◆ The records
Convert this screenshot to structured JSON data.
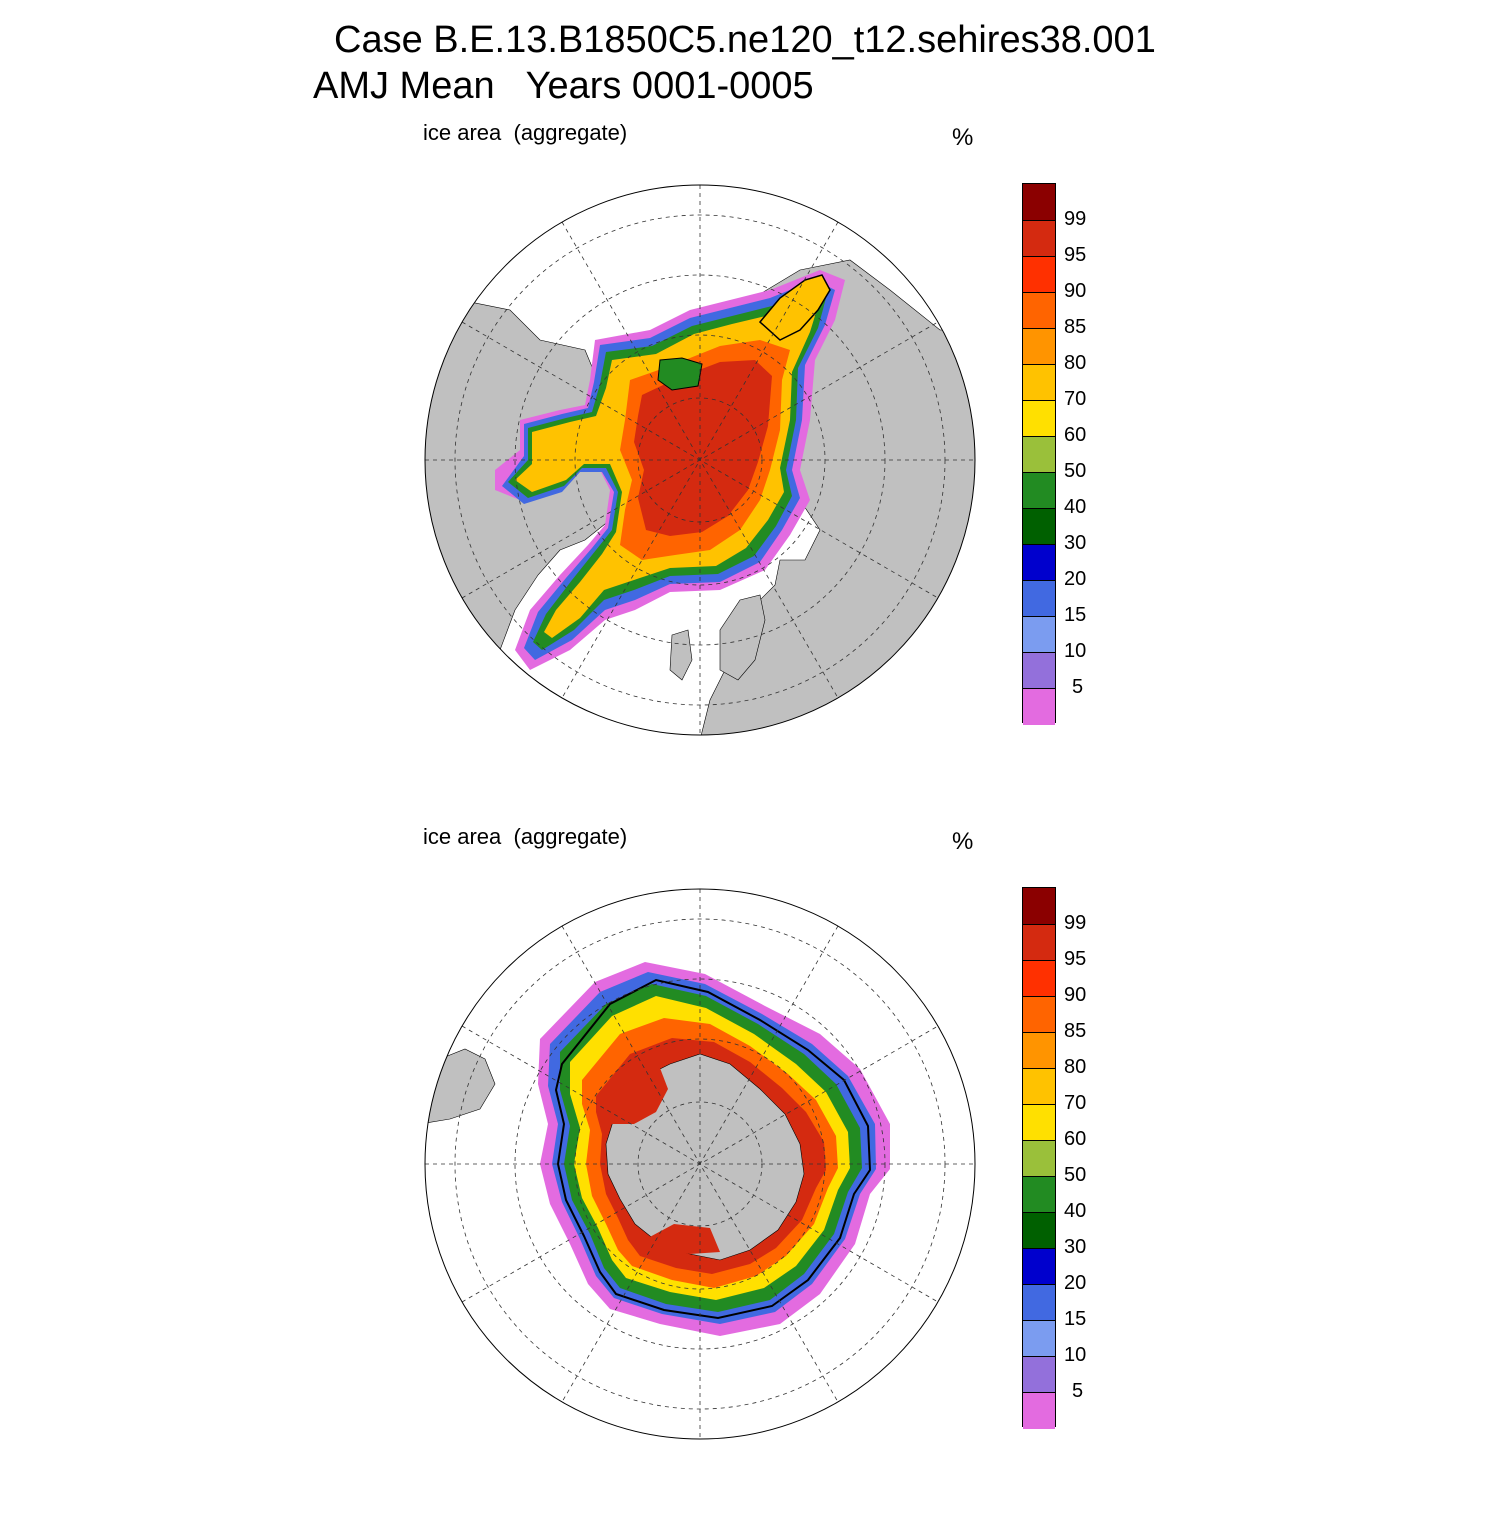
{
  "title": {
    "line1": "Case B.E.13.B1850C5.ne120_t12.sehires38.001",
    "line2": "AMJ Mean   Years 0001-0005"
  },
  "panels": [
    {
      "label": "ice area  (aggregate)",
      "unit": "%",
      "projection": "north-polar-stereographic"
    },
    {
      "label": "ice area  (aggregate)",
      "unit": "%",
      "projection": "south-polar-stereographic"
    }
  ],
  "colorbar": {
    "levels": [
      "99",
      "95",
      "90",
      "85",
      "80",
      "70",
      "60",
      "50",
      "40",
      "30",
      "20",
      "15",
      "10",
      "5"
    ],
    "colors": [
      "#8b0000",
      "#d42a10",
      "#ff3000",
      "#ff6400",
      "#ff9400",
      "#ffc200",
      "#ffe000",
      "#9ac03a",
      "#228b22",
      "#006000",
      "#0000cd",
      "#4169e1",
      "#7b9cf0",
      "#9370db",
      "#e36be0"
    ]
  },
  "colors": {
    "land": "#c0c0c0",
    "ocean": "#ffffff",
    "outline": "#000000"
  }
}
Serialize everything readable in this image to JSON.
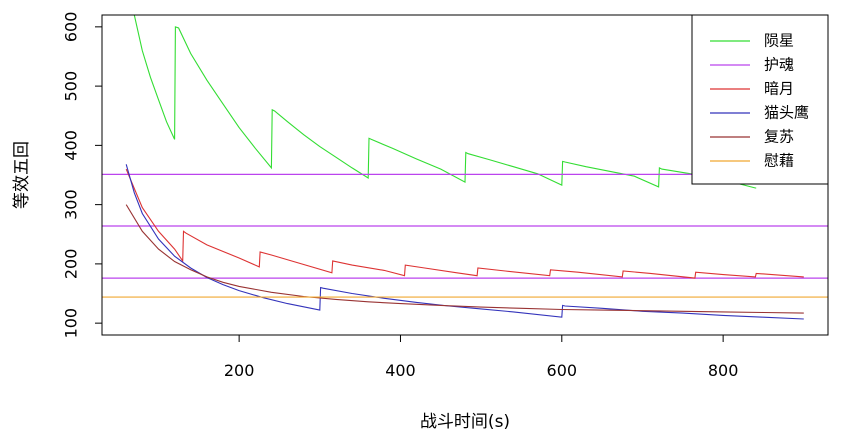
{
  "chart_data": {
    "type": "line",
    "xlabel": "战斗时间(s)",
    "ylabel": "等效五回",
    "xlim": [
      30,
      930
    ],
    "ylim": [
      80,
      620
    ],
    "xticks": [
      200,
      400,
      600,
      800
    ],
    "yticks": [
      100,
      200,
      300,
      400,
      500,
      600
    ],
    "legend_position": "top-right",
    "grid": false,
    "series": [
      {
        "name": "陨星",
        "color": "#33dd33",
        "x": [
          60,
          70,
          80,
          90,
          100,
          110,
          120,
          121,
          125,
          140,
          160,
          180,
          200,
          220,
          240,
          241,
          244,
          260,
          280,
          300,
          320,
          340,
          360,
          361,
          364,
          390,
          420,
          450,
          480,
          481,
          484,
          510,
          540,
          570,
          600,
          601,
          604,
          630,
          660,
          690,
          720,
          721,
          724,
          760,
          800,
          840,
          841
        ],
        "values": [
          700,
          620,
          560,
          515,
          477,
          440,
          410,
          600,
          598,
          555,
          510,
          470,
          430,
          395,
          362,
          460,
          458,
          440,
          418,
          398,
          380,
          362,
          345,
          412,
          410,
          395,
          377,
          360,
          338,
          388,
          386,
          376,
          364,
          352,
          333,
          373,
          372,
          364,
          356,
          348,
          330,
          362,
          360,
          352,
          342,
          328,
          328
        ]
      },
      {
        "name": "护魂",
        "color": "#bb44ee",
        "hlines": [
          351,
          264,
          176
        ],
        "x": [],
        "values": []
      },
      {
        "name": "暗月",
        "color": "#dd3333",
        "x": [
          60,
          80,
          100,
          120,
          130,
          131,
          134,
          160,
          200,
          225,
          226,
          240,
          270,
          315,
          316,
          340,
          380,
          405,
          406,
          430,
          470,
          495,
          496,
          530,
          585,
          586,
          620,
          675,
          676,
          710,
          765,
          766,
          800,
          840,
          841,
          900
        ],
        "values": [
          360,
          295,
          255,
          225,
          205,
          255,
          252,
          232,
          210,
          195,
          220,
          215,
          203,
          185,
          205,
          198,
          189,
          180,
          198,
          193,
          185,
          180,
          193,
          188,
          180,
          190,
          186,
          178,
          188,
          184,
          176,
          186,
          182,
          178,
          184,
          178
        ]
      },
      {
        "name": "猫头鹰",
        "color": "#3333bb",
        "x": [
          60,
          70,
          80,
          100,
          120,
          140,
          160,
          180,
          200,
          230,
          260,
          300,
          301,
          304,
          340,
          380,
          420,
          460,
          500,
          540,
          600,
          601,
          604,
          650,
          700,
          750,
          800,
          850,
          900
        ],
        "values": [
          368,
          320,
          285,
          242,
          213,
          193,
          177,
          165,
          155,
          143,
          133,
          122,
          160,
          159,
          150,
          142,
          135,
          129,
          124,
          119,
          110,
          130,
          129,
          125,
          120,
          117,
          113,
          110,
          107
        ]
      },
      {
        "name": "复苏",
        "color": "#993333",
        "x": [
          60,
          80,
          100,
          120,
          140,
          160,
          180,
          200,
          240,
          280,
          320,
          360,
          400,
          450,
          500,
          550,
          600,
          650,
          700,
          750,
          800,
          850,
          900
        ],
        "values": [
          300,
          255,
          225,
          204,
          190,
          178,
          169,
          162,
          152,
          145,
          140,
          136,
          133,
          130,
          127,
          125,
          123,
          122,
          121,
          120,
          119,
          118,
          117
        ]
      },
      {
        "name": "慰藉",
        "color": "#f0a830",
        "hlines": [
          144
        ],
        "x": [],
        "values": []
      }
    ]
  }
}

◆ Given instruction
Extract every line containing the string "stereographic" from the data above.

◆ Written solution
      "projection": "north-polar-stereographic"
      "projection": "south-polar-stereographic"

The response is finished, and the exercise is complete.